Identify, in the records below, every line where the string "living" appears, and copy each such line.

═══ Input ═══

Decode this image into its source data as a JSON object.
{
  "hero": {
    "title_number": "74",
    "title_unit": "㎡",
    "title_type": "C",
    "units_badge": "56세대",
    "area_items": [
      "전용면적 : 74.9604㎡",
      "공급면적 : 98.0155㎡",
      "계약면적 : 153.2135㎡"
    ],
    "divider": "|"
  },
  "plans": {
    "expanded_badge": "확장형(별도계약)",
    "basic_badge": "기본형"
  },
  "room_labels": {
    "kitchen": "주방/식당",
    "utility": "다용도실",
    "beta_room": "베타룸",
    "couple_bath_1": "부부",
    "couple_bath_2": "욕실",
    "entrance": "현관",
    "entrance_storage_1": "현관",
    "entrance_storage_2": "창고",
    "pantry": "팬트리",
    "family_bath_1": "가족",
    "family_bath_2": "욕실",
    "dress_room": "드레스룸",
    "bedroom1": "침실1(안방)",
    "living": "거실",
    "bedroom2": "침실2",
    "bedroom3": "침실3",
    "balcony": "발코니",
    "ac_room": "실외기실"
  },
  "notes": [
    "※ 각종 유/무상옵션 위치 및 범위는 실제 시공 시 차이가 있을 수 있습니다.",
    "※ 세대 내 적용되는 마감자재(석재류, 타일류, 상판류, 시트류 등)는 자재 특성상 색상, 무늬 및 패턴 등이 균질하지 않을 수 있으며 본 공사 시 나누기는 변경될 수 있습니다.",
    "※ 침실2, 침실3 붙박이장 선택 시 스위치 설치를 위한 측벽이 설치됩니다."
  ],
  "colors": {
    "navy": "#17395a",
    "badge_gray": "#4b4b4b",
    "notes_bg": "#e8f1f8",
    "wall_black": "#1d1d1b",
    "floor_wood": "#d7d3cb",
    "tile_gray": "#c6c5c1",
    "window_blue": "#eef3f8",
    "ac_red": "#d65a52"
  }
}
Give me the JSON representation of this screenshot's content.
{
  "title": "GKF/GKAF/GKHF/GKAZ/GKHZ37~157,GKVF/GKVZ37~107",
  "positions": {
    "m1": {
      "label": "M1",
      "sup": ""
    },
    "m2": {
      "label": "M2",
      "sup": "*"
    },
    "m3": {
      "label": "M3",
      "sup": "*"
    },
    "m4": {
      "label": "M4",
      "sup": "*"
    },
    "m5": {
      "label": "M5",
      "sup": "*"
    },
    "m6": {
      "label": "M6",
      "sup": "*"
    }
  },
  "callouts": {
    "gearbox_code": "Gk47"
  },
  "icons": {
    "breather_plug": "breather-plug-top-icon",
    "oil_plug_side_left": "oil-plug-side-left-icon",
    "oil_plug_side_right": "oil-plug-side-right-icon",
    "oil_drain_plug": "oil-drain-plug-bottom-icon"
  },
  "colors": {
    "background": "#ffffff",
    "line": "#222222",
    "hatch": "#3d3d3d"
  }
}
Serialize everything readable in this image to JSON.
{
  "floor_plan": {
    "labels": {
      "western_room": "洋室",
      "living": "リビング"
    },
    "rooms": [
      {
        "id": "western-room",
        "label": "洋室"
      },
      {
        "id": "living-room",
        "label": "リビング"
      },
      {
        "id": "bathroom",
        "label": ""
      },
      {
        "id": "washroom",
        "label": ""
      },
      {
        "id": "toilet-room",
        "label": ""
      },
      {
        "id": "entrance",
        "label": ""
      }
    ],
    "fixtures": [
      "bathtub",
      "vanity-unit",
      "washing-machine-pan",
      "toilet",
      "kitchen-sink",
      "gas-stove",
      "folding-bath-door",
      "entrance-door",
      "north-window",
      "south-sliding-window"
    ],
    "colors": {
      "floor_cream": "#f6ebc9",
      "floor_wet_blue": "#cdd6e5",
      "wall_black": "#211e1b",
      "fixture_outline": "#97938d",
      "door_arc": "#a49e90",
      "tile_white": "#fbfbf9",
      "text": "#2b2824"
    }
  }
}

═══

**Correct answer:**
    "living": "거실",
      "living": "リビング"
        "id": "living-room",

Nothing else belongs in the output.